[EXERCISE TASK]: Make an exact copy of all the entries, but do not reproduce the pictures.

Dataset listings of figures:

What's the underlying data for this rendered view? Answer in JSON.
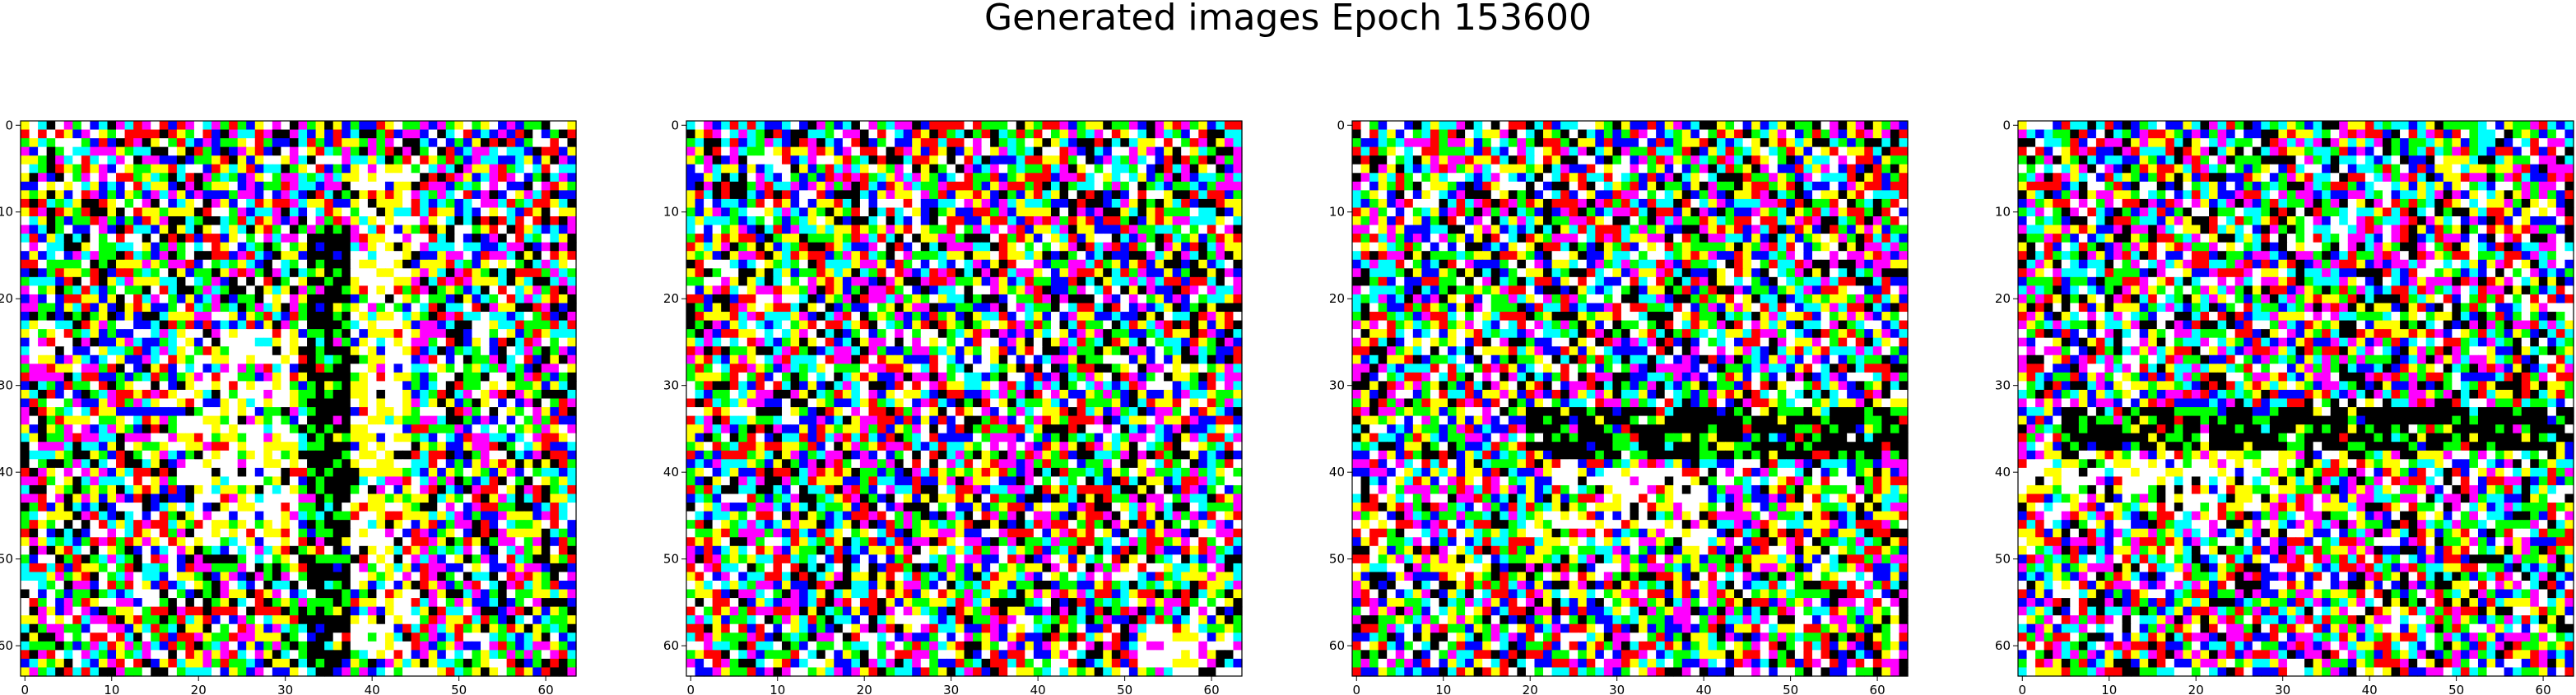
{
  "figure": {
    "title": "Generated images Epoch 153600"
  },
  "chart_data": [
    {
      "type": "heatmap",
      "panel": 1,
      "grid_size": [
        64,
        64
      ],
      "xlim": [
        -0.5,
        63.5
      ],
      "ylim": [
        63.5,
        -0.5
      ],
      "xticks": [
        0,
        10,
        20,
        30,
        40,
        50,
        60
      ],
      "yticks": [
        0,
        10,
        20,
        30,
        40,
        50,
        60
      ],
      "palette": [
        "#ff0000",
        "#00ff00",
        "#0000ff",
        "#ffff00",
        "#ff00ff",
        "#00ffff",
        "#ffffff",
        "#000000"
      ],
      "seed": 11,
      "features": [
        {
          "kind": "dark-column",
          "cols": [
            33,
            37
          ],
          "rows": [
            12,
            63
          ]
        },
        {
          "kind": "bright-column",
          "cols": [
            38,
            44
          ],
          "rows": [
            5,
            60
          ]
        },
        {
          "kind": "bright-blob",
          "cols": [
            18,
            31
          ],
          "rows": [
            24,
            48
          ]
        }
      ]
    },
    {
      "type": "heatmap",
      "panel": 2,
      "grid_size": [
        64,
        64
      ],
      "xlim": [
        -0.5,
        63.5
      ],
      "ylim": [
        63.5,
        -0.5
      ],
      "xticks": [
        0,
        10,
        20,
        30,
        40,
        50,
        60
      ],
      "yticks": [
        0,
        10,
        20,
        30,
        40,
        50,
        60
      ],
      "palette": [
        "#ff0000",
        "#00ff00",
        "#0000ff",
        "#ffff00",
        "#ff00ff",
        "#00ffff",
        "#ffffff",
        "#000000"
      ],
      "seed": 23,
      "features": [
        {
          "kind": "bright-blob",
          "cols": [
            52,
            62
          ],
          "rows": [
            58,
            63
          ]
        }
      ]
    },
    {
      "type": "heatmap",
      "panel": 3,
      "grid_size": [
        64,
        64
      ],
      "xlim": [
        -0.5,
        63.5
      ],
      "ylim": [
        63.5,
        -0.5
      ],
      "xticks": [
        0,
        10,
        20,
        30,
        40,
        50,
        60
      ],
      "yticks": [
        0,
        10,
        20,
        30,
        40,
        50,
        60
      ],
      "palette": [
        "#ff0000",
        "#00ff00",
        "#0000ff",
        "#ffff00",
        "#ff00ff",
        "#00ffff",
        "#ffffff",
        "#000000"
      ],
      "seed": 37,
      "features": [
        {
          "kind": "dark-band",
          "cols": [
            20,
            63
          ],
          "rows": [
            33,
            38
          ]
        },
        {
          "kind": "bright-blob",
          "cols": [
            20,
            40
          ],
          "rows": [
            40,
            48
          ]
        }
      ]
    },
    {
      "type": "heatmap",
      "panel": 4,
      "grid_size": [
        64,
        64
      ],
      "xlim": [
        -0.5,
        63.5
      ],
      "ylim": [
        63.5,
        -0.5
      ],
      "xticks": [
        0,
        10,
        20,
        30,
        40,
        50,
        60
      ],
      "yticks": [
        0,
        10,
        20,
        30,
        40,
        50,
        60
      ],
      "palette": [
        "#ff0000",
        "#00ff00",
        "#0000ff",
        "#ffff00",
        "#ff00ff",
        "#00ffff",
        "#ffffff",
        "#000000"
      ],
      "seed": 51,
      "features": [
        {
          "kind": "dark-band",
          "cols": [
            5,
            63
          ],
          "rows": [
            33,
            37
          ]
        },
        {
          "kind": "bright-blob",
          "cols": [
            0,
            30
          ],
          "rows": [
            38,
            44
          ]
        }
      ]
    }
  ]
}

[COMPLETE OUTPUT]:
What's the underlying data for this rendered view? Answer in JSON.
{
  "figure": {
    "title": "Generated images Epoch 153600"
  },
  "chart_data": [
    {
      "type": "heatmap",
      "panel": 1,
      "grid_size": [
        64,
        64
      ],
      "xlim": [
        -0.5,
        63.5
      ],
      "ylim": [
        63.5,
        -0.5
      ],
      "xticks": [
        0,
        10,
        20,
        30,
        40,
        50,
        60
      ],
      "yticks": [
        0,
        10,
        20,
        30,
        40,
        50,
        60
      ],
      "palette": [
        "#ff0000",
        "#00ff00",
        "#0000ff",
        "#ffff00",
        "#ff00ff",
        "#00ffff",
        "#ffffff",
        "#000000"
      ],
      "seed": 11,
      "features": [
        {
          "kind": "dark-column",
          "cols": [
            33,
            37
          ],
          "rows": [
            12,
            63
          ]
        },
        {
          "kind": "bright-column",
          "cols": [
            38,
            44
          ],
          "rows": [
            5,
            60
          ]
        },
        {
          "kind": "bright-blob",
          "cols": [
            18,
            31
          ],
          "rows": [
            24,
            48
          ]
        }
      ]
    },
    {
      "type": "heatmap",
      "panel": 2,
      "grid_size": [
        64,
        64
      ],
      "xlim": [
        -0.5,
        63.5
      ],
      "ylim": [
        63.5,
        -0.5
      ],
      "xticks": [
        0,
        10,
        20,
        30,
        40,
        50,
        60
      ],
      "yticks": [
        0,
        10,
        20,
        30,
        40,
        50,
        60
      ],
      "palette": [
        "#ff0000",
        "#00ff00",
        "#0000ff",
        "#ffff00",
        "#ff00ff",
        "#00ffff",
        "#ffffff",
        "#000000"
      ],
      "seed": 23,
      "features": [
        {
          "kind": "bright-blob",
          "cols": [
            52,
            62
          ],
          "rows": [
            58,
            63
          ]
        }
      ]
    },
    {
      "type": "heatmap",
      "panel": 3,
      "grid_size": [
        64,
        64
      ],
      "xlim": [
        -0.5,
        63.5
      ],
      "ylim": [
        63.5,
        -0.5
      ],
      "xticks": [
        0,
        10,
        20,
        30,
        40,
        50,
        60
      ],
      "yticks": [
        0,
        10,
        20,
        30,
        40,
        50,
        60
      ],
      "palette": [
        "#ff0000",
        "#00ff00",
        "#0000ff",
        "#ffff00",
        "#ff00ff",
        "#00ffff",
        "#ffffff",
        "#000000"
      ],
      "seed": 37,
      "features": [
        {
          "kind": "dark-band",
          "cols": [
            20,
            63
          ],
          "rows": [
            33,
            38
          ]
        },
        {
          "kind": "bright-blob",
          "cols": [
            20,
            40
          ],
          "rows": [
            40,
            48
          ]
        }
      ]
    },
    {
      "type": "heatmap",
      "panel": 4,
      "grid_size": [
        64,
        64
      ],
      "xlim": [
        -0.5,
        63.5
      ],
      "ylim": [
        63.5,
        -0.5
      ],
      "xticks": [
        0,
        10,
        20,
        30,
        40,
        50,
        60
      ],
      "yticks": [
        0,
        10,
        20,
        30,
        40,
        50,
        60
      ],
      "palette": [
        "#ff0000",
        "#00ff00",
        "#0000ff",
        "#ffff00",
        "#ff00ff",
        "#00ffff",
        "#ffffff",
        "#000000"
      ],
      "seed": 51,
      "features": [
        {
          "kind": "dark-band",
          "cols": [
            5,
            63
          ],
          "rows": [
            33,
            37
          ]
        },
        {
          "kind": "bright-blob",
          "cols": [
            0,
            30
          ],
          "rows": [
            38,
            44
          ]
        }
      ]
    }
  ]
}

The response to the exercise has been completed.